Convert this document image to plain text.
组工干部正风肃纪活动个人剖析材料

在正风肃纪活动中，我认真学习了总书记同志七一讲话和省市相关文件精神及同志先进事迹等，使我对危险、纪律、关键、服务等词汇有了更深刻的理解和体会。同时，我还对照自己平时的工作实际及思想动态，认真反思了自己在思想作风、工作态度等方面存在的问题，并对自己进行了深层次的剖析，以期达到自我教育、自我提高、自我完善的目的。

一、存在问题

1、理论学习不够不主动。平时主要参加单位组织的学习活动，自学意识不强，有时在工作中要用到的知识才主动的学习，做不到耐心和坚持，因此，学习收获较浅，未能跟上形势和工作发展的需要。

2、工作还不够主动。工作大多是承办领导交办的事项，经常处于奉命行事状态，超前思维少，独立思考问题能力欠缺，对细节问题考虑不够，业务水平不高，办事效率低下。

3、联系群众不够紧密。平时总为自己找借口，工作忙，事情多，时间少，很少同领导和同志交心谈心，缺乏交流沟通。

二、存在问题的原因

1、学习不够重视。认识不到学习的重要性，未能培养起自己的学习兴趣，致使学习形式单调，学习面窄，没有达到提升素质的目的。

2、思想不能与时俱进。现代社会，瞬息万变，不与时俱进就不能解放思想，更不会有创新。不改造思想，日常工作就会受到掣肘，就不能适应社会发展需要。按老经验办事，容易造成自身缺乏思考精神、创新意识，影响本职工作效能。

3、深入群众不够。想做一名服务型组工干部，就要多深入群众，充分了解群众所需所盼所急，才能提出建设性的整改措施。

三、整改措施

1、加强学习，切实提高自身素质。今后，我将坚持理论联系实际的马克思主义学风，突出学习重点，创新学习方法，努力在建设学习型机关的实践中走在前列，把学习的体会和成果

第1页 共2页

# # # # # # #

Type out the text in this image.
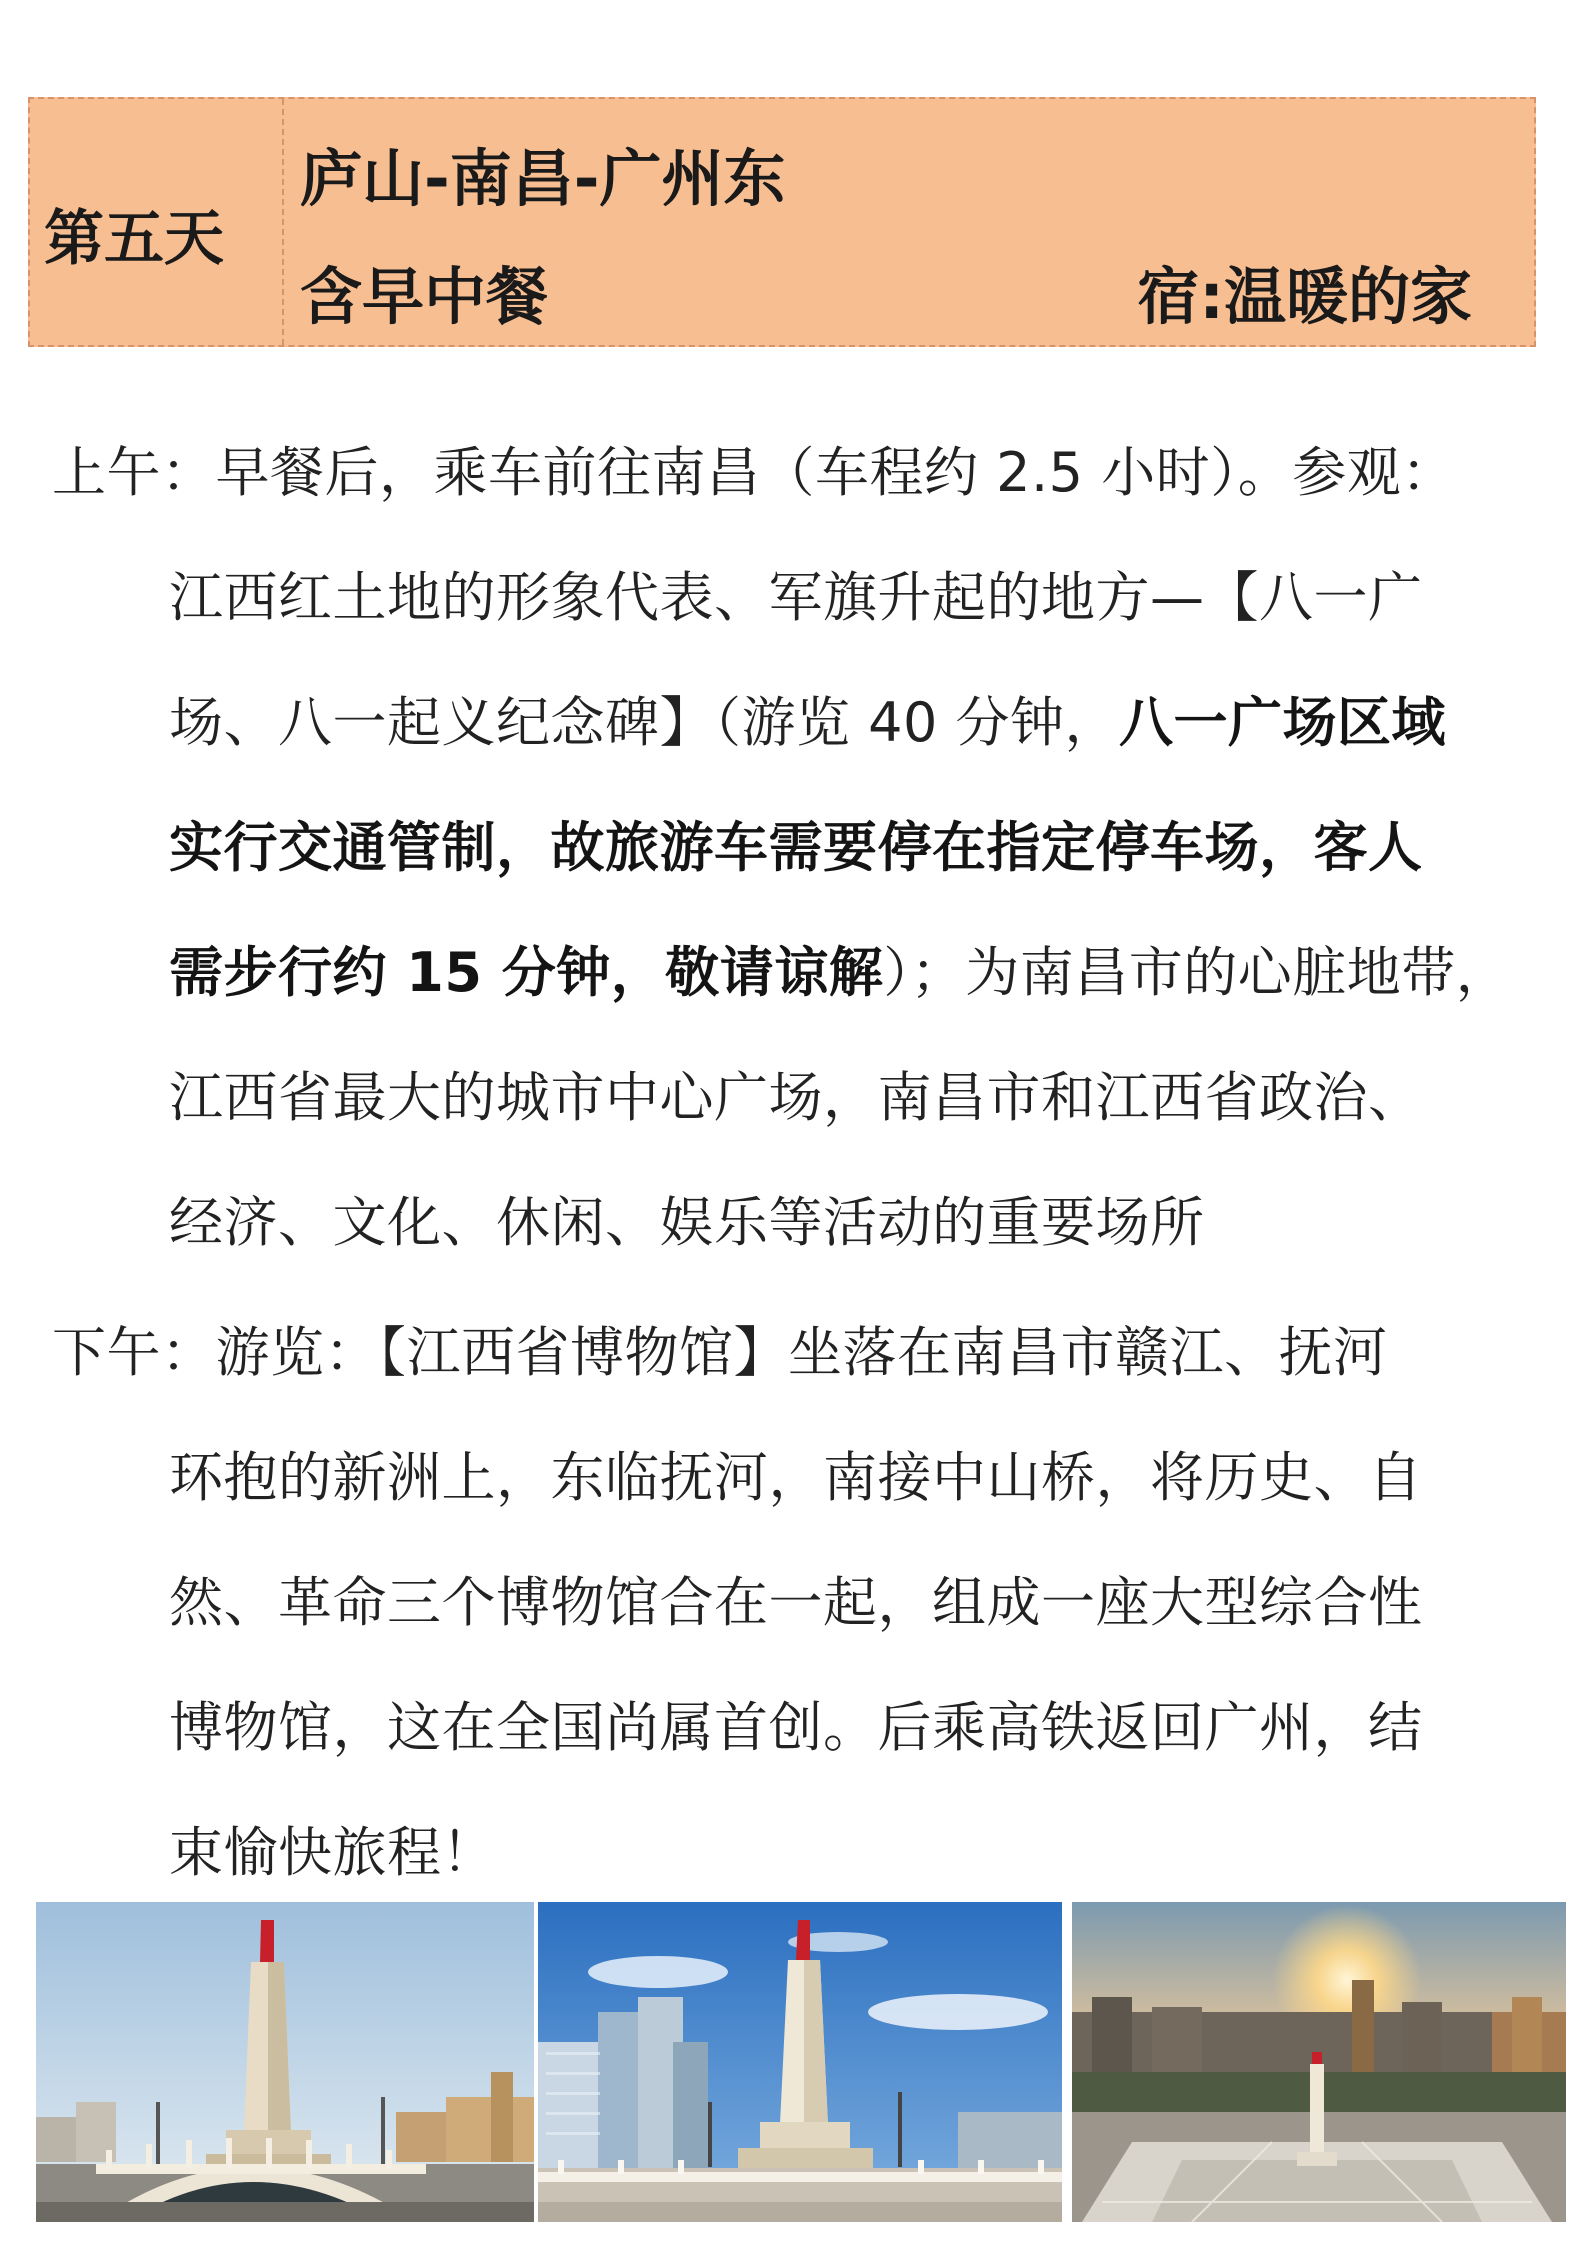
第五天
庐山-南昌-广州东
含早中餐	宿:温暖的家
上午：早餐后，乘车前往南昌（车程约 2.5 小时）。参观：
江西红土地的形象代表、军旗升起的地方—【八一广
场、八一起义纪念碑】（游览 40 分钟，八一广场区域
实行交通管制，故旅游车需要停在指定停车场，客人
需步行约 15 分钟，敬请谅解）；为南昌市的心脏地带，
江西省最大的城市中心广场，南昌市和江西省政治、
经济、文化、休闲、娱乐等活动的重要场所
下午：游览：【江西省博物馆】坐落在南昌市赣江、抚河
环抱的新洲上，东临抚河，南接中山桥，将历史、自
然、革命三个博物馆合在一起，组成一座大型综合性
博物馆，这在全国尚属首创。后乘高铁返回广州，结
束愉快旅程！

# # # # # # #

EXERCISE TASK:
Where a line in the material contains "text", copy that line.

FINAL RESULT:
Convert this document image to plain text.
Type out the text in this image.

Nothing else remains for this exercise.